Work required> Reproduce the data that follows in its entirety, character for character.

Material for the task>
=====
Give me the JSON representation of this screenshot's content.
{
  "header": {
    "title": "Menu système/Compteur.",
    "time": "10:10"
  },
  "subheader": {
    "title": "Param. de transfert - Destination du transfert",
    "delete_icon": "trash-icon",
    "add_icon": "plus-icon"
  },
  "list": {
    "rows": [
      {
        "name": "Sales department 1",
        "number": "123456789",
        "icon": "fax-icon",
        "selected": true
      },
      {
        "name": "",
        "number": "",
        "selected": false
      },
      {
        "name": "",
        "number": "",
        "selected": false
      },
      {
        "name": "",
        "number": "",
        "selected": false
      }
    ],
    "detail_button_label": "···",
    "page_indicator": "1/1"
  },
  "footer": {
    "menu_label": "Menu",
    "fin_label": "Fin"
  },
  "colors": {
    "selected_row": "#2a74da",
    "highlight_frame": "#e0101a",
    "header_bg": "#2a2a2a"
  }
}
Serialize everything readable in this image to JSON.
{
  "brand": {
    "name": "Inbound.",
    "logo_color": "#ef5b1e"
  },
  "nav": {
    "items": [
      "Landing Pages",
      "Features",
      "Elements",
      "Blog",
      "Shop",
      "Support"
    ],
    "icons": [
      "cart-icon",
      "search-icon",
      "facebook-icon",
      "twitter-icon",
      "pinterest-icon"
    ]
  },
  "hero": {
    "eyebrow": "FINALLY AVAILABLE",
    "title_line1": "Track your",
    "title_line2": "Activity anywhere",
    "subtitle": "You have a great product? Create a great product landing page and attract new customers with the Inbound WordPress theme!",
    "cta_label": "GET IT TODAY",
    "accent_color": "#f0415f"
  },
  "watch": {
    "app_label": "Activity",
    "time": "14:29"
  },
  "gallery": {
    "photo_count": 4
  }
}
=====
Final result>
Give me the JSON representation of this screenshot's content.
{
  "header": {
    "title": "Menu système/Compteur.",
    "time": "10:10"
  },
  "subheader": {
    "title": "Param. de transfert - Destination du transfert",
    "delete_icon": "trash-icon",
    "add_icon": "plus-icon"
  },
  "list": {
    "rows": [
      {
        "name": "Sales department 1",
        "number": "123456789",
        "icon": "fax-icon",
        "selected": true
      },
      {
        "name": "",
        "number": "",
        "selected": false
      },
      {
        "name": "",
        "number": "",
        "selected": false
      },
      {
        "name": "",
        "number": "",
        "selected": false
      }
    ],
    "detail_button_label": "···",
    "page_indicator": "1/1"
  },
  "footer": {
    "menu_label": "Menu",
    "fin_label": "Fin"
  },
  "colors": {
    "selected_row": "#2a74da",
    "highlight_frame": "#e0101a",
    "header_bg": "#2a2a2a"
  }
}
Serialize everything readable in this image to JSON.
{
  "brand": {
    "name": "Inbound.",
    "logo_color": "#ef5b1e"
  },
  "nav": {
    "items": [
      "Landing Pages",
      "Features",
      "Elements",
      "Blog",
      "Shop",
      "Support"
    ],
    "icons": [
      "cart-icon",
      "search-icon",
      "facebook-icon",
      "twitter-icon",
      "pinterest-icon"
    ]
  },
  "hero": {
    "eyebrow": "FINALLY AVAILABLE",
    "title_line1": "Track your",
    "title_line2": "Activity anywhere",
    "subtitle": "You have a great product? Create a great product landing page and attract new customers with the Inbound WordPress theme!",
    "cta_label": "GET IT TODAY",
    "accent_color": "#f0415f"
  },
  "watch": {
    "app_label": "Activity",
    "time": "14:29"
  },
  "gallery": {
    "photo_count": 4
  }
}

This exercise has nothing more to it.